Part of a data file:
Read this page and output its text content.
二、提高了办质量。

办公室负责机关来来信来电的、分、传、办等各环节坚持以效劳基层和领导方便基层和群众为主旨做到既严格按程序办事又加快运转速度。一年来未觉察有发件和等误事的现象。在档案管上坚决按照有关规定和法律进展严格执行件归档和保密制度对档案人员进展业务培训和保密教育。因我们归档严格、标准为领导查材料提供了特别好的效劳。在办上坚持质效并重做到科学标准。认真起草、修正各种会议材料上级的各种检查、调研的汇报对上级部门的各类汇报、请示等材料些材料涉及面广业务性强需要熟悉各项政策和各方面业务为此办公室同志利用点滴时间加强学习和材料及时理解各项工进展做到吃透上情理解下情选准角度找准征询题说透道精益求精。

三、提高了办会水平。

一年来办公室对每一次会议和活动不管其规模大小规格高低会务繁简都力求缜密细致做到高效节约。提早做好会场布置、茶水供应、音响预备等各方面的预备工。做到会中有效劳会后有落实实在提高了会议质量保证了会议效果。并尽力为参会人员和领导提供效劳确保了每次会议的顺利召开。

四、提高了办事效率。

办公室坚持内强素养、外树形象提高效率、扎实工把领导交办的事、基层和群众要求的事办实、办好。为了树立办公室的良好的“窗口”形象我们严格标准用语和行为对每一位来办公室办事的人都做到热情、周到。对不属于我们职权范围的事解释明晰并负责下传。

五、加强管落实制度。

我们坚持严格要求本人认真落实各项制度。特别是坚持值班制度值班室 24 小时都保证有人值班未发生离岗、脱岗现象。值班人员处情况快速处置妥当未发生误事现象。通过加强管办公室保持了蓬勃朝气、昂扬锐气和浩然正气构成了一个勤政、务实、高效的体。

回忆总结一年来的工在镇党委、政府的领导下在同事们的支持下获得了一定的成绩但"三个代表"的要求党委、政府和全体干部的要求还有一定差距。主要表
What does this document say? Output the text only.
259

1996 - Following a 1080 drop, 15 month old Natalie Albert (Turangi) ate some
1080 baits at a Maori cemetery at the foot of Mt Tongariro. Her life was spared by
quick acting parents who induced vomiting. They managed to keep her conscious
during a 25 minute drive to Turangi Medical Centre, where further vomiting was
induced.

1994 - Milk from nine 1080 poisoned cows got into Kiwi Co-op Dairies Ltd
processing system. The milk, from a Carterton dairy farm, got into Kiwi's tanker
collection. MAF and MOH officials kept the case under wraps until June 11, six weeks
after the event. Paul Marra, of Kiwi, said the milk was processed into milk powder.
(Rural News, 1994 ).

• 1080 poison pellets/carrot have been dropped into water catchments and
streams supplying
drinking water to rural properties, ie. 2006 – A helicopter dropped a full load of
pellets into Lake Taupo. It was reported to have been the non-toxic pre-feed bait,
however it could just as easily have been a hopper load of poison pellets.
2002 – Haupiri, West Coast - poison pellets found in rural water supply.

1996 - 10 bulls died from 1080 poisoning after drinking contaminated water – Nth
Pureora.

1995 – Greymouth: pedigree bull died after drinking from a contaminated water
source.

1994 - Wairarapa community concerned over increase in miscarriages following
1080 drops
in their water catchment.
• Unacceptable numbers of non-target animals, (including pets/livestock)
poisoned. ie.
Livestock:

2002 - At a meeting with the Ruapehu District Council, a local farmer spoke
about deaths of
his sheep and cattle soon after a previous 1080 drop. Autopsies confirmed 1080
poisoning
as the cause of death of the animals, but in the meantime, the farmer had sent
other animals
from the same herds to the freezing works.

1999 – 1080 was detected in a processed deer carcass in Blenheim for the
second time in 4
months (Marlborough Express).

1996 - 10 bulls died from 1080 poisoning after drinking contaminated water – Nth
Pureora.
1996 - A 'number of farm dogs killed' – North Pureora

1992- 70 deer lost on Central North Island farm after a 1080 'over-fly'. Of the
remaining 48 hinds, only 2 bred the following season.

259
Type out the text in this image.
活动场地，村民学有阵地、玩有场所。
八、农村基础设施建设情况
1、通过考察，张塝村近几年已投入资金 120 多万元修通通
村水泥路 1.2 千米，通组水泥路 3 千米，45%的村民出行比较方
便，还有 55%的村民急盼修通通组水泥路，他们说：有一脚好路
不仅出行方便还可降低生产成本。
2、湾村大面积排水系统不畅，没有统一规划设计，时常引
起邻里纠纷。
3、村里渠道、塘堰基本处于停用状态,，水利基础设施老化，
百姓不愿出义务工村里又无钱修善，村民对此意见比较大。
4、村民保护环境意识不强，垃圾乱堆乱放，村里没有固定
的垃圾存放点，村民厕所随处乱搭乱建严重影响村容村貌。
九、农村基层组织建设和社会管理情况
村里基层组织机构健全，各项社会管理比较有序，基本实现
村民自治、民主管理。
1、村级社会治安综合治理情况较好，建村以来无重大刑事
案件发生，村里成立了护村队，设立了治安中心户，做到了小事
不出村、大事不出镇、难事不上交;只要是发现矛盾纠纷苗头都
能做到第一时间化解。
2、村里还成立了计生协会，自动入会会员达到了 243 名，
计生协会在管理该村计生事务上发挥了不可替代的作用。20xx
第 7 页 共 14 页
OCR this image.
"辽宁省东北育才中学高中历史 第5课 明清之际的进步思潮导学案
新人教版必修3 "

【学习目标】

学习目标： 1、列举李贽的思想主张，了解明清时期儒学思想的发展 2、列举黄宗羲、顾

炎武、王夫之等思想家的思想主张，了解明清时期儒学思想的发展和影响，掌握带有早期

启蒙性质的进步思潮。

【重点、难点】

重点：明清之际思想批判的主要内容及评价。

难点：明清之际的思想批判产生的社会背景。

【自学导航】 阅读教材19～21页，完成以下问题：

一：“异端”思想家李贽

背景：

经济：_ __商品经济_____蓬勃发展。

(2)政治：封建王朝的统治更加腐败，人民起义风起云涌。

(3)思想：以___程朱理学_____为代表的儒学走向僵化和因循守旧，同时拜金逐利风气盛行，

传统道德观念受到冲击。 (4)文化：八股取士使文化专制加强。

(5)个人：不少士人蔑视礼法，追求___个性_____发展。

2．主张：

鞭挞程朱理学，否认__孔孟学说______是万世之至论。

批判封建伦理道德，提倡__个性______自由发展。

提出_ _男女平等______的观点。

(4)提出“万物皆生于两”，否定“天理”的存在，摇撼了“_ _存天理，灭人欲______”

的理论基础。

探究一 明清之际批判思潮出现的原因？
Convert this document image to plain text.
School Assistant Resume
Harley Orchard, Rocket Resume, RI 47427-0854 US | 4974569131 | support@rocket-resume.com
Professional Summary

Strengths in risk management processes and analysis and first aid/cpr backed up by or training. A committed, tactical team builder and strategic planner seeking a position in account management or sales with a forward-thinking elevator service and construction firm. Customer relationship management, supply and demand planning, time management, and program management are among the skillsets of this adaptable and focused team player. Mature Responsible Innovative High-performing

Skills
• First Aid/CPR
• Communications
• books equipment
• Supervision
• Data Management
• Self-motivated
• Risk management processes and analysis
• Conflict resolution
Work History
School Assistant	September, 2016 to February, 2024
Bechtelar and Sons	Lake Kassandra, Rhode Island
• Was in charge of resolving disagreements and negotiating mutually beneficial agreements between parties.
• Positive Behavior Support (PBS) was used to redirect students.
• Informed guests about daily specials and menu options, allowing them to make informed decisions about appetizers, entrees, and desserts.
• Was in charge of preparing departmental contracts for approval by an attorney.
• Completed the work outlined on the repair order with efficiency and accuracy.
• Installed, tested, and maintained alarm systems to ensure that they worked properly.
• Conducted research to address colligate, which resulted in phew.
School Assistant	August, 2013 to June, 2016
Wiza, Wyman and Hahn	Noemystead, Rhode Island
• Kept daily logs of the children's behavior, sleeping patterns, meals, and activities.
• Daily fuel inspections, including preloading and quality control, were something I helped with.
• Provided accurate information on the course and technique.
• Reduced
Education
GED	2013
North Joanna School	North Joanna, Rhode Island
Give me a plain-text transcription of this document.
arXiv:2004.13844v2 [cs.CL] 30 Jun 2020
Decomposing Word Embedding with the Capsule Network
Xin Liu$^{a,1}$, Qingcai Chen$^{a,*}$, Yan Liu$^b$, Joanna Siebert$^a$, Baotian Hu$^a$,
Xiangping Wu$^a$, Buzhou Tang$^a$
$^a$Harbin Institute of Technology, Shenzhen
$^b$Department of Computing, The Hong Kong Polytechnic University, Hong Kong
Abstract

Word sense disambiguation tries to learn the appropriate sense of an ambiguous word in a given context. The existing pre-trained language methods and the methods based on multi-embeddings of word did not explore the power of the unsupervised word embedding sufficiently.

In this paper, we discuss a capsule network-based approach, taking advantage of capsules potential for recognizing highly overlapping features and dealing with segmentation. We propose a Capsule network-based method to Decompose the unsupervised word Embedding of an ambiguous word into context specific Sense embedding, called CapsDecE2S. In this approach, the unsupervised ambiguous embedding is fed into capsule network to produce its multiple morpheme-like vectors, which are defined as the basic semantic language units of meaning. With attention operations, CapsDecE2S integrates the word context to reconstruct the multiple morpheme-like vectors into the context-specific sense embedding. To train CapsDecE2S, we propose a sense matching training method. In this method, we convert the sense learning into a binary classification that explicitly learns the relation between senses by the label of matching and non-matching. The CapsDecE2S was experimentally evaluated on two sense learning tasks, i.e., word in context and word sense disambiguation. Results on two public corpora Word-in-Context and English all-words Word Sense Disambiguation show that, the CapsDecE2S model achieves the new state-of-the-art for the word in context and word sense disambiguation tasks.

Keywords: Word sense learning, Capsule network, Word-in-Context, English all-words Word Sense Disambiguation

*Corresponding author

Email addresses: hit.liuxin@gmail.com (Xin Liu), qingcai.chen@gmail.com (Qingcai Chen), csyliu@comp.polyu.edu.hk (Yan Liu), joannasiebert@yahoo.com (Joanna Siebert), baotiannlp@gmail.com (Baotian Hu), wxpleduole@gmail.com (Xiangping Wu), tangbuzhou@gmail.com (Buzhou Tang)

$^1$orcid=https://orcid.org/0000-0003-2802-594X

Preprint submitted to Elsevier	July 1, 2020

[Exercise description]:
Gather each line of the listing containing the word "animals" and show it.

[In response]:
• Unacceptable numbers of non-target animals, (including pets/livestock)
as the cause of death of the animals, but in the meantime, the farmer had sent
other animals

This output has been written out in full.